● **TASK BRIEF**
Determine how many lines in the entries below include "JSON". The reply should be that number and nothing else.

● **DATASET ROWS**
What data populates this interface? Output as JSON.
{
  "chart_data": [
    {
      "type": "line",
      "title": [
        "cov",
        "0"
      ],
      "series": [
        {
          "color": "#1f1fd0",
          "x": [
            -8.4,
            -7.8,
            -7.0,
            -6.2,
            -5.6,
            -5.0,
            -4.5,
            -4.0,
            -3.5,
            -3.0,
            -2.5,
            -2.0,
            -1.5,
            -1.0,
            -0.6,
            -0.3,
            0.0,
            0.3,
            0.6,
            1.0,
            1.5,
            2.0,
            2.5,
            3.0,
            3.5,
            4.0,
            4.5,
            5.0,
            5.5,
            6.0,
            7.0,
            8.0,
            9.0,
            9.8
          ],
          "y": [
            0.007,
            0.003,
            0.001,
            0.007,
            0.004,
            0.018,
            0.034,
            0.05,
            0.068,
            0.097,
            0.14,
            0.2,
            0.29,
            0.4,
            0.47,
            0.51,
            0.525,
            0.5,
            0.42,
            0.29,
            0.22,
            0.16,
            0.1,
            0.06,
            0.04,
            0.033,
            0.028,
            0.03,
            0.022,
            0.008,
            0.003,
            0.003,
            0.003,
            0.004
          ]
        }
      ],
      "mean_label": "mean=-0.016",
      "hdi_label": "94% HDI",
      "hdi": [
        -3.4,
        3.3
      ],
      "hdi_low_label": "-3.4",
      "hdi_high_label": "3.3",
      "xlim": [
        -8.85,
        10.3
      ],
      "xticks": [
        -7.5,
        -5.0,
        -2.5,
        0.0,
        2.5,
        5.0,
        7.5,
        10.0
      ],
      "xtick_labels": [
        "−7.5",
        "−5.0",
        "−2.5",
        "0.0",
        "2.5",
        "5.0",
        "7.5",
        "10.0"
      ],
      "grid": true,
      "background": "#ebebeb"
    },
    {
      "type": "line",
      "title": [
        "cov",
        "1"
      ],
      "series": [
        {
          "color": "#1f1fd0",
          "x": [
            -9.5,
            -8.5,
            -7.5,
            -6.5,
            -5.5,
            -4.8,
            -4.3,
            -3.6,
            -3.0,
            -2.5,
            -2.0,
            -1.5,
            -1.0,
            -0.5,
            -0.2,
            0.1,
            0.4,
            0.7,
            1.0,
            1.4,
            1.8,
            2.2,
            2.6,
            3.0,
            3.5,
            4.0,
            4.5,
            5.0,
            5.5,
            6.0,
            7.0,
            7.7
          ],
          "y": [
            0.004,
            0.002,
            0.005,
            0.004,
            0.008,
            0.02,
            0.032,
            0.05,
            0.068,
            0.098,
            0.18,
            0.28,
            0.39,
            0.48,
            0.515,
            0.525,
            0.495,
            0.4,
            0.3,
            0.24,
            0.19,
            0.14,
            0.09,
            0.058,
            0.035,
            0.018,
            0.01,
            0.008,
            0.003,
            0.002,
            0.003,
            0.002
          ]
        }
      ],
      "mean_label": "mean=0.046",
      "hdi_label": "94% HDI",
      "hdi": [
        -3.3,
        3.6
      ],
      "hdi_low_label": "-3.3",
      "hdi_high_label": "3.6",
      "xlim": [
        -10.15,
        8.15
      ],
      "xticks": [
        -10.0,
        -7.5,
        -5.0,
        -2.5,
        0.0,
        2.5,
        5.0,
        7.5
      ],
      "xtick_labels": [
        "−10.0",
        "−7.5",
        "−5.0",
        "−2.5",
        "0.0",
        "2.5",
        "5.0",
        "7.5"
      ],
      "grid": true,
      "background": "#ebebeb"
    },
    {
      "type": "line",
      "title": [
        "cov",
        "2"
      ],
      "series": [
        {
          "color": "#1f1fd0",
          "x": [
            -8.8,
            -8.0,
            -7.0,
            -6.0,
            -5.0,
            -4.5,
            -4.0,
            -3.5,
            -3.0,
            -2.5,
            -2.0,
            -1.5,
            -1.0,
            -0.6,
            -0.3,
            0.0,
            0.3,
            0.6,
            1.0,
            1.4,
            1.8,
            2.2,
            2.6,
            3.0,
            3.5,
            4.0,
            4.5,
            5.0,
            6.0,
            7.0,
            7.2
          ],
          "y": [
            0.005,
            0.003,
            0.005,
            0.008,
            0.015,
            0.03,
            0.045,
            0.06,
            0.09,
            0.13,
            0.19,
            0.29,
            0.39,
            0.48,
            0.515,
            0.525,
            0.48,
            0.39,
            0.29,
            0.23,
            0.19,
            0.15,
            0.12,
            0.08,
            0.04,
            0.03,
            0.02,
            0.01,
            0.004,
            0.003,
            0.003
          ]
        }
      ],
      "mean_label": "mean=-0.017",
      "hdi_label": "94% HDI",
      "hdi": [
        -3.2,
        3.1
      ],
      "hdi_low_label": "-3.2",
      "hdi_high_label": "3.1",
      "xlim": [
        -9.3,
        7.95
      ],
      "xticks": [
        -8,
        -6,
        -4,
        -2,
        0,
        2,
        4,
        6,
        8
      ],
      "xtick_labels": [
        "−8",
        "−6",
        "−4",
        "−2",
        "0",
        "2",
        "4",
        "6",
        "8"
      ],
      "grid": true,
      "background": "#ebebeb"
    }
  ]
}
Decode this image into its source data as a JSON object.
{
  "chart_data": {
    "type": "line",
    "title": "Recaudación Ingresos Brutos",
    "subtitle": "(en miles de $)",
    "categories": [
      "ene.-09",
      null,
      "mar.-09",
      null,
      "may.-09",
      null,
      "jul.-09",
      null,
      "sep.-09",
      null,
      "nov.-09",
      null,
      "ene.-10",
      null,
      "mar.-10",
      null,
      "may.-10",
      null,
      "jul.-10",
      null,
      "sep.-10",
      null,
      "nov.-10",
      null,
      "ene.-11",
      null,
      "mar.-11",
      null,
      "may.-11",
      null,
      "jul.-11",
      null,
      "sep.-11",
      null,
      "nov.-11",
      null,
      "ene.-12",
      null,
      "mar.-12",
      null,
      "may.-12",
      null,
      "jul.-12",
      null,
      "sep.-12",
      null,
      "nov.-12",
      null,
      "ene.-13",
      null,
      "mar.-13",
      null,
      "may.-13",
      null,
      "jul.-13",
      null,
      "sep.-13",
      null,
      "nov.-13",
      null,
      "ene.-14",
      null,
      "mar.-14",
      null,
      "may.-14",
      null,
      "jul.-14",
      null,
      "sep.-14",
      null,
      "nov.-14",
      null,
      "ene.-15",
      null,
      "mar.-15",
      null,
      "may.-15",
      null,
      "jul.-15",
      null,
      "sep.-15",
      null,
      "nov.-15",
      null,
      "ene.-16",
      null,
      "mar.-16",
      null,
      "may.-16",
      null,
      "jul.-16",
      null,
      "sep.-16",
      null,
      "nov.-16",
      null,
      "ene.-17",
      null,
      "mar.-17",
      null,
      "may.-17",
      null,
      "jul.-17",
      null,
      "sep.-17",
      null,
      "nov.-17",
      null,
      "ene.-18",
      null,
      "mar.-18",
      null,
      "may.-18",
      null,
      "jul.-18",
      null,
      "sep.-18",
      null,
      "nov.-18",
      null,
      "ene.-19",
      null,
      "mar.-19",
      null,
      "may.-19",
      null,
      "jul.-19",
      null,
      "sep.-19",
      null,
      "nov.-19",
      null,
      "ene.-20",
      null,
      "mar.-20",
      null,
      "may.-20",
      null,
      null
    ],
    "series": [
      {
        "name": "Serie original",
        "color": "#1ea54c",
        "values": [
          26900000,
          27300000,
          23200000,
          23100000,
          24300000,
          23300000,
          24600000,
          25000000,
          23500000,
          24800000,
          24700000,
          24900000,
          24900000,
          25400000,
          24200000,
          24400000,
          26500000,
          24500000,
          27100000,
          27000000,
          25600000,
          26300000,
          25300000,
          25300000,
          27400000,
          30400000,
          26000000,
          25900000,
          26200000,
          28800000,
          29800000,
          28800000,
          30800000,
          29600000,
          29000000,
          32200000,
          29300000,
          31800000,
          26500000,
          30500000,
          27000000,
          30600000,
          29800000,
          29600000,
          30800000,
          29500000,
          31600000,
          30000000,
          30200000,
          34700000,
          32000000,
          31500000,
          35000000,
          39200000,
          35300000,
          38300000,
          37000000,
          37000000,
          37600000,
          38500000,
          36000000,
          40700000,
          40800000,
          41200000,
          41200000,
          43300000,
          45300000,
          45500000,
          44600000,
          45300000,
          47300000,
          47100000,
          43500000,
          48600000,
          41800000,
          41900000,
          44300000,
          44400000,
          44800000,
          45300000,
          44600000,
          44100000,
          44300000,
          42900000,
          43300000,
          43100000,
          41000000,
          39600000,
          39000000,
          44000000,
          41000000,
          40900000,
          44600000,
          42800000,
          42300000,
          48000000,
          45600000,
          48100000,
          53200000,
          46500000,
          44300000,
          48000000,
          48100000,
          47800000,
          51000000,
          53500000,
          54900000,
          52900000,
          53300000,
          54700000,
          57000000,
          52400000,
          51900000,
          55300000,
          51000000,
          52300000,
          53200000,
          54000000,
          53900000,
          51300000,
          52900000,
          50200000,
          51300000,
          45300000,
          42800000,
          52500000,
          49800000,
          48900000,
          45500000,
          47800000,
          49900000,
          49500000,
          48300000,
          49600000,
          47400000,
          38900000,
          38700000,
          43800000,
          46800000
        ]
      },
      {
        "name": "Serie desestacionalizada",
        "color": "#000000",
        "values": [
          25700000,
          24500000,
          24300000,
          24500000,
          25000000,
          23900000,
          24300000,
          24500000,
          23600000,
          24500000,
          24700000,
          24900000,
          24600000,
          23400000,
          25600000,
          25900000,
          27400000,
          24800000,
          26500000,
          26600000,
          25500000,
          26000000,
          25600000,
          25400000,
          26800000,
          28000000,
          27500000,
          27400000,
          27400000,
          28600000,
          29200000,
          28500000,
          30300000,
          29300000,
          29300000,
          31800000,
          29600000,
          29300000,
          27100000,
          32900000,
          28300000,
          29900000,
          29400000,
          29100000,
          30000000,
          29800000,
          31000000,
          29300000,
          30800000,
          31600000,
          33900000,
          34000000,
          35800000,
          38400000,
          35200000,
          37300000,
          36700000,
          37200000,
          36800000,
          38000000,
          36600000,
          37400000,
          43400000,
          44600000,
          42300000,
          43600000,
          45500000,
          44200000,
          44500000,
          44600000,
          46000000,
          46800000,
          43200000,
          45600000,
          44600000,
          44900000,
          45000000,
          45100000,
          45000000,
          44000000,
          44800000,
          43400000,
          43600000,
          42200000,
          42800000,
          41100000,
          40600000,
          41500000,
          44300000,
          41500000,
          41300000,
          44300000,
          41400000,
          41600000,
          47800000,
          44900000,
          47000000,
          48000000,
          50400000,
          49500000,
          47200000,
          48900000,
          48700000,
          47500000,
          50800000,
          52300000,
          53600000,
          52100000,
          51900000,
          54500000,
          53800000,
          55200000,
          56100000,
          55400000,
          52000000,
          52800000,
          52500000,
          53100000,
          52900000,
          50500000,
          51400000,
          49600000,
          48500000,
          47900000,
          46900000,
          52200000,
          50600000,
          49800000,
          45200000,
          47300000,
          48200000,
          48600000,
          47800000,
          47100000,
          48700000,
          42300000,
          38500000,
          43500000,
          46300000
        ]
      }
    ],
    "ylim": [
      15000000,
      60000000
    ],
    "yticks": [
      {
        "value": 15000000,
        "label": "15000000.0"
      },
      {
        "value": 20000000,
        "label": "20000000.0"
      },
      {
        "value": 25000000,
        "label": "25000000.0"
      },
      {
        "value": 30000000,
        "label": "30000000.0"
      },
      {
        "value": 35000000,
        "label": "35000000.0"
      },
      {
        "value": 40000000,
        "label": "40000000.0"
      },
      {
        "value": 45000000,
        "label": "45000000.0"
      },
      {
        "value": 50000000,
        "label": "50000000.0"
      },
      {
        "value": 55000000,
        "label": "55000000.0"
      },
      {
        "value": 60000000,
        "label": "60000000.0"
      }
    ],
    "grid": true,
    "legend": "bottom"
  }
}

● **ANSWER FOR THE TASK**
2